Problem description: Transcribe the entries that follow exactly as they appear, minus pictures.

** Start of Stored data **

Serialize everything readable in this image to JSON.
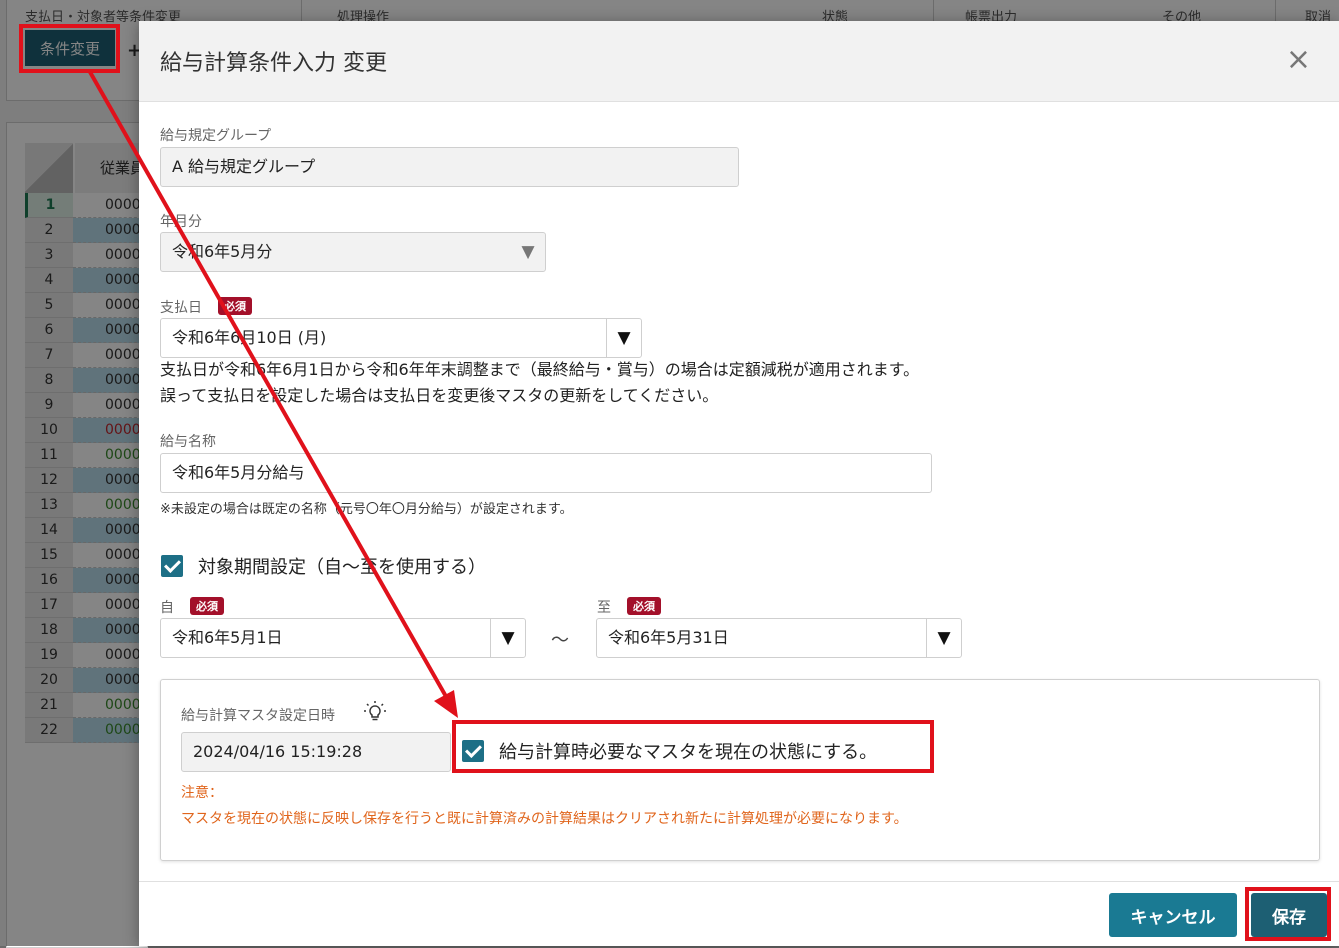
{
  "background": {
    "toolbar_groups": [
      "支払日・対象者等条件変更",
      "処理操作",
      "状態",
      "帳票出力",
      "その他",
      "取消"
    ],
    "condition_change_button": "条件変更",
    "grid_header": "従業員",
    "rows": [
      {
        "num": "1",
        "val": "0000"
      },
      {
        "num": "2",
        "val": "0000"
      },
      {
        "num": "3",
        "val": "0000"
      },
      {
        "num": "4",
        "val": "0000"
      },
      {
        "num": "5",
        "val": "0000"
      },
      {
        "num": "6",
        "val": "0000"
      },
      {
        "num": "7",
        "val": "0000"
      },
      {
        "num": "8",
        "val": "0000"
      },
      {
        "num": "9",
        "val": "0000"
      },
      {
        "num": "10",
        "val": "0000"
      },
      {
        "num": "11",
        "val": "0000"
      },
      {
        "num": "12",
        "val": "0000"
      },
      {
        "num": "13",
        "val": "0000"
      },
      {
        "num": "14",
        "val": "0000"
      },
      {
        "num": "15",
        "val": "0000"
      },
      {
        "num": "16",
        "val": "0000"
      },
      {
        "num": "17",
        "val": "0000"
      },
      {
        "num": "18",
        "val": "0000"
      },
      {
        "num": "19",
        "val": "0000"
      },
      {
        "num": "20",
        "val": "0000"
      },
      {
        "num": "21",
        "val": "0000"
      },
      {
        "num": "22",
        "val": "0000"
      }
    ]
  },
  "modal": {
    "title": "給与計算条件入力 変更",
    "close": "×",
    "required": "必須",
    "group": {
      "label": "給与規定グループ",
      "value": "A 給与規定グループ"
    },
    "month": {
      "label": "年月分",
      "value": "令和6年5月分"
    },
    "paydate": {
      "label": "支払日",
      "value": "令和6年6月10日 (月)",
      "note1": "支払日が令和6年6月1日から令和6年年末調整まで（最終給与・賞与）の場合は定額減税が適用されます。",
      "note2": "誤って支払日を設定した場合は支払日を変更後マスタの更新をしてください。"
    },
    "name": {
      "label": "給与名称",
      "value": "令和6年5月分給与",
      "note": "※未設定の場合は既定の名称（元号〇年〇月分給与）が設定されます。"
    },
    "period": {
      "checkbox_label": "対象期間設定（自～至を使用する）",
      "from_label": "自",
      "from_value": "令和6年5月1日",
      "tilde": "～",
      "to_label": "至",
      "to_value": "令和6年5月31日"
    },
    "master": {
      "label": "給与計算マスタ設定日時",
      "value": "2024/04/16 15:19:28",
      "checkbox_label": "給与計算時必要なマスタを現在の状態にする。",
      "warn_title": "注意：",
      "warn_text": "マスタを現在の状態に反映し保存を行うと既に計算済みの計算結果はクリアされ新たに計算処理が必要になります。"
    },
    "buttons": {
      "cancel": "キャンセル",
      "save": "保存"
    }
  },
  "colors": {
    "accent": "#1a7a93",
    "highlight": "#e0111b",
    "required": "#a3102a",
    "warning": "#e0651c"
  }
}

** End of Stored data **

Output for this task:
Serialize everything readable in this image to JSON.
{
  "background": {
    "toolbar_groups": [
      "支払日・対象者等条件変更",
      "処理操作",
      "状態",
      "帳票出力",
      "その他",
      "取消"
    ],
    "condition_change_button": "条件変更",
    "grid_header": "従業員",
    "rows": [
      {
        "num": "1",
        "val": "0000"
      },
      {
        "num": "2",
        "val": "0000"
      },
      {
        "num": "3",
        "val": "0000"
      },
      {
        "num": "4",
        "val": "0000"
      },
      {
        "num": "5",
        "val": "0000"
      },
      {
        "num": "6",
        "val": "0000"
      },
      {
        "num": "7",
        "val": "0000"
      },
      {
        "num": "8",
        "val": "0000"
      },
      {
        "num": "9",
        "val": "0000"
      },
      {
        "num": "10",
        "val": "0000"
      },
      {
        "num": "11",
        "val": "0000"
      },
      {
        "num": "12",
        "val": "0000"
      },
      {
        "num": "13",
        "val": "0000"
      },
      {
        "num": "14",
        "val": "0000"
      },
      {
        "num": "15",
        "val": "0000"
      },
      {
        "num": "16",
        "val": "0000"
      },
      {
        "num": "17",
        "val": "0000"
      },
      {
        "num": "18",
        "val": "0000"
      },
      {
        "num": "19",
        "val": "0000"
      },
      {
        "num": "20",
        "val": "0000"
      },
      {
        "num": "21",
        "val": "0000"
      },
      {
        "num": "22",
        "val": "0000"
      }
    ]
  },
  "modal": {
    "title": "給与計算条件入力 変更",
    "close": "×",
    "required": "必須",
    "group": {
      "label": "給与規定グループ",
      "value": "A 給与規定グループ"
    },
    "month": {
      "label": "年月分",
      "value": "令和6年5月分"
    },
    "paydate": {
      "label": "支払日",
      "value": "令和6年6月10日 (月)",
      "note1": "支払日が令和6年6月1日から令和6年年末調整まで（最終給与・賞与）の場合は定額減税が適用されます。",
      "note2": "誤って支払日を設定した場合は支払日を変更後マスタの更新をしてください。"
    },
    "name": {
      "label": "給与名称",
      "value": "令和6年5月分給与",
      "note": "※未設定の場合は既定の名称（元号〇年〇月分給与）が設定されます。"
    },
    "period": {
      "checkbox_label": "対象期間設定（自～至を使用する）",
      "from_label": "自",
      "from_value": "令和6年5月1日",
      "tilde": "～",
      "to_label": "至",
      "to_value": "令和6年5月31日"
    },
    "master": {
      "label": "給与計算マスタ設定日時",
      "value": "2024/04/16 15:19:28",
      "checkbox_label": "給与計算時必要なマスタを現在の状態にする。",
      "warn_title": "注意：",
      "warn_text": "マスタを現在の状態に反映し保存を行うと既に計算済みの計算結果はクリアされ新たに計算処理が必要になります。"
    },
    "buttons": {
      "cancel": "キャンセル",
      "save": "保存"
    }
  },
  "colors": {
    "accent": "#1a7a93",
    "highlight": "#e0111b",
    "required": "#a3102a",
    "warning": "#e0651c"
  }
}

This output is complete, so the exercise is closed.